## BEGIN SUPPLIED TEXT
Marc's INTJ Blog

< back

A Business Communication Tip?

Wednesday January 20, 2021

Cesar writes,

What’s an important business communication tip for INTJs that you don’t see shared around much?

Maybe a big one is adapting your vocabulary. Putting your words aside for a bit and using others’ words for things.

We INTJs can get stuck on our “correct” words for things. Which is commendable, if you’re working with people who also appreciate that.

In such an environment, nobody wants to misunderstand, because that’s super inefficient. And if we have a shared understanding of a common bank of words that are used for this or that task—great. “Ooh, you just used a term which is specific, and has a load of meaning, and we both get it!” That’s a terrific feeling if you like efficiency and effectiveness.

In a lot of cases though, we have to work with people who don’t subscribe to the same word bank that we do. :-) In these cases, it helps to listen more closely for words people use that depart from this common word bank. It helps if you can try to treasure those words a bit, because they are important to the person who is using them.

And I’m not even talking about really specific, or technical words here! For example, let’s say you normally use these words a LOT at your job:

  • Teamwork
  • Authorize
  • Project

But this time, a client, colleague, or partner is heading up a big new discussion, and they describe what they want to do together. In their description of the work, they use these words instead of the words above:

  • Efforts
  • Release
  • Engagement

In context, those words mean the same thing. If you understand this correlation, you now have a kind of mental map to that person’s “yes” button. Why? Easy: Those are their words.

So while it’s tempting to send them over your usual email that says, “Project Authorization,” because that shows you know your job and your words, IMO it’s a better idea to use “Engagement Release” if that seems like it fits their word bank better.

As an introvert, somebody who brings their past more heavily into new conversations, you may tend to stick with your words because they give you a lot of subjective comfort, in this way or that. Maybe they help you feel more competent, or confident. However, sticking to one’s own preferred words can be a liability in teamwork.
## END SUPPLIED TEXT
OBJECTIVE =
Put this sentence from the blog post on business communication into Spanish: "In such an environment, nobody wants to misunderstand, because that’s super inefficient."
## BEGIN INFORMATION SUPPLIED
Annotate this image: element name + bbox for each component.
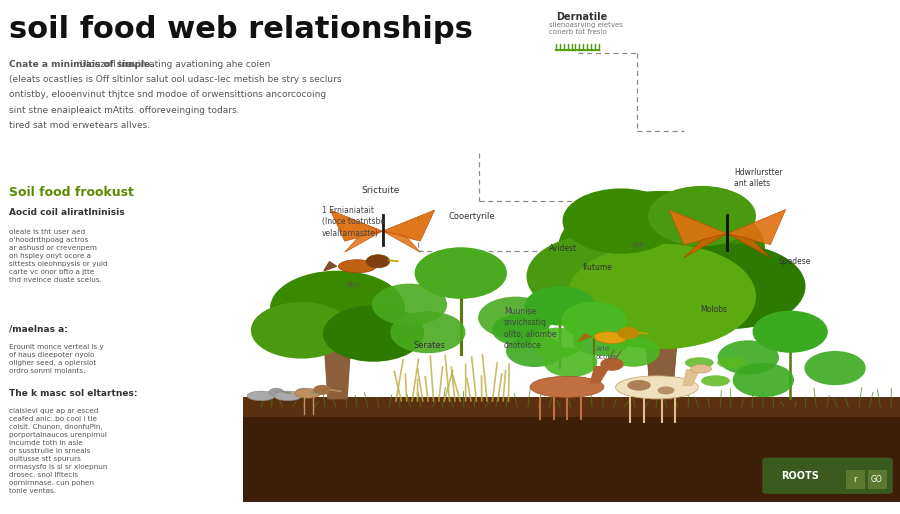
## END INFORMATION SUPPLIED
THE COMPLETED TASK =
En un entorno así, nadie quiere malinterpretar, porque eso es sumamente ineficiente.